• _SHORT TASK_
What follows is a set of records; repeat all of them exactly.

begin PROVIDED DATA

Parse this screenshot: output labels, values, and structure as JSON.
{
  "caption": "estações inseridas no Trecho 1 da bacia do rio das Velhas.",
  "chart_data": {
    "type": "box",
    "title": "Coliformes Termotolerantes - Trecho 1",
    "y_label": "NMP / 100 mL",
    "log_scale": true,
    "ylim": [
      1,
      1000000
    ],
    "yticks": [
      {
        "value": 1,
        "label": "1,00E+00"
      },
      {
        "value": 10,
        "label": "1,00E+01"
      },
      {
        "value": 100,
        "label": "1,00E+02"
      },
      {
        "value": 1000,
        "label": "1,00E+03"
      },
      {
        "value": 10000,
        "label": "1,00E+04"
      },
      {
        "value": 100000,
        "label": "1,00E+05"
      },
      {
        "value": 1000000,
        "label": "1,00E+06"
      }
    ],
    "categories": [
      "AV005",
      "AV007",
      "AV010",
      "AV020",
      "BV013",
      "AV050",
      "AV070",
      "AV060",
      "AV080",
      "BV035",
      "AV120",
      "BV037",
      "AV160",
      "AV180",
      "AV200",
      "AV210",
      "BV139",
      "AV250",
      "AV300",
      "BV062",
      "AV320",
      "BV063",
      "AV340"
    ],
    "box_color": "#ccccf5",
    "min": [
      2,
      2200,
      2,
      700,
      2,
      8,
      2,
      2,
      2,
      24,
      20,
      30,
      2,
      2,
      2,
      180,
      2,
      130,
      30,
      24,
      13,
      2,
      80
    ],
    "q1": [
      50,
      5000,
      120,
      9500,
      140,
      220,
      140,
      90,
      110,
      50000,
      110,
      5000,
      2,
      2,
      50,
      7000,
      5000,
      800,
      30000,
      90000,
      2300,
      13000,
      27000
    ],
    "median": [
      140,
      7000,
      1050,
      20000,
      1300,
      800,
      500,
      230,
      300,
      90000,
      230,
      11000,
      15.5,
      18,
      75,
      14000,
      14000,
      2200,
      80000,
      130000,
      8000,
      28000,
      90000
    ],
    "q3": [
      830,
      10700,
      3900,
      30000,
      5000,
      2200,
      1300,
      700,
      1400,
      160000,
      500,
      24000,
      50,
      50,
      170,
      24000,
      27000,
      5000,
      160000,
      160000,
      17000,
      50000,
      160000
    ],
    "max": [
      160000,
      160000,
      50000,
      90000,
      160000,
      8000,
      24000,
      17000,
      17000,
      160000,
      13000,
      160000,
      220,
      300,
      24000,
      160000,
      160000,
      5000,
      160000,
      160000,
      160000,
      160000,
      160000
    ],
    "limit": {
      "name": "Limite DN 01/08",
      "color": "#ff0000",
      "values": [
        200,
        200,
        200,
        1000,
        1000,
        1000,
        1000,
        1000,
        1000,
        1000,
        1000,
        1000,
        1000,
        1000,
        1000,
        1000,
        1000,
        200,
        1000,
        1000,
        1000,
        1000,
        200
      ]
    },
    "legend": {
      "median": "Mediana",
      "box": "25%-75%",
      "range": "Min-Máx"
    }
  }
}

end PROVIDED DATA

• _IN RESPONSE_
Parse this screenshot: output labels, values, and structure as JSON.
{
  "caption": "estações inseridas no Trecho 1 da bacia do rio das Velhas.",
  "chart_data": {
    "type": "box",
    "title": "Coliformes Termotolerantes - Trecho 1",
    "y_label": "NMP / 100 mL",
    "log_scale": true,
    "ylim": [
      1,
      1000000
    ],
    "yticks": [
      {
        "value": 1,
        "label": "1,00E+00"
      },
      {
        "value": 10,
        "label": "1,00E+01"
      },
      {
        "value": 100,
        "label": "1,00E+02"
      },
      {
        "value": 1000,
        "label": "1,00E+03"
      },
      {
        "value": 10000,
        "label": "1,00E+04"
      },
      {
        "value": 100000,
        "label": "1,00E+05"
      },
      {
        "value": 1000000,
        "label": "1,00E+06"
      }
    ],
    "categories": [
      "AV005",
      "AV007",
      "AV010",
      "AV020",
      "BV013",
      "AV050",
      "AV070",
      "AV060",
      "AV080",
      "BV035",
      "AV120",
      "BV037",
      "AV160",
      "AV180",
      "AV200",
      "AV210",
      "BV139",
      "AV250",
      "AV300",
      "BV062",
      "AV320",
      "BV063",
      "AV340"
    ],
    "box_color": "#ccccf5",
    "min": [
      2,
      2200,
      2,
      700,
      2,
      8,
      2,
      2,
      2,
      24,
      20,
      30,
      2,
      2,
      2,
      180,
      2,
      130,
      30,
      24,
      13,
      2,
      80
    ],
    "q1": [
      50,
      5000,
      120,
      9500,
      140,
      220,
      140,
      90,
      110,
      50000,
      110,
      5000,
      2,
      2,
      50,
      7000,
      5000,
      800,
      30000,
      90000,
      2300,
      13000,
      27000
    ],
    "median": [
      140,
      7000,
      1050,
      20000,
      1300,
      800,
      500,
      230,
      300,
      90000,
      230,
      11000,
      15.5,
      18,
      75,
      14000,
      14000,
      2200,
      80000,
      130000,
      8000,
      28000,
      90000
    ],
    "q3": [
      830,
      10700,
      3900,
      30000,
      5000,
      2200,
      1300,
      700,
      1400,
      160000,
      500,
      24000,
      50,
      50,
      170,
      24000,
      27000,
      5000,
      160000,
      160000,
      17000,
      50000,
      160000
    ],
    "max": [
      160000,
      160000,
      50000,
      90000,
      160000,
      8000,
      24000,
      17000,
      17000,
      160000,
      13000,
      160000,
      220,
      300,
      24000,
      160000,
      160000,
      5000,
      160000,
      160000,
      160000,
      160000,
      160000
    ],
    "limit": {
      "name": "Limite DN 01/08",
      "color": "#ff0000",
      "values": [
        200,
        200,
        200,
        1000,
        1000,
        1000,
        1000,
        1000,
        1000,
        1000,
        1000,
        1000,
        1000,
        1000,
        1000,
        1000,
        1000,
        200,
        1000,
        1000,
        1000,
        1000,
        200
      ]
    },
    "legend": {
      "median": "Mediana",
      "box": "25%-75%",
      "range": "Min-Máx"
    }
  }
}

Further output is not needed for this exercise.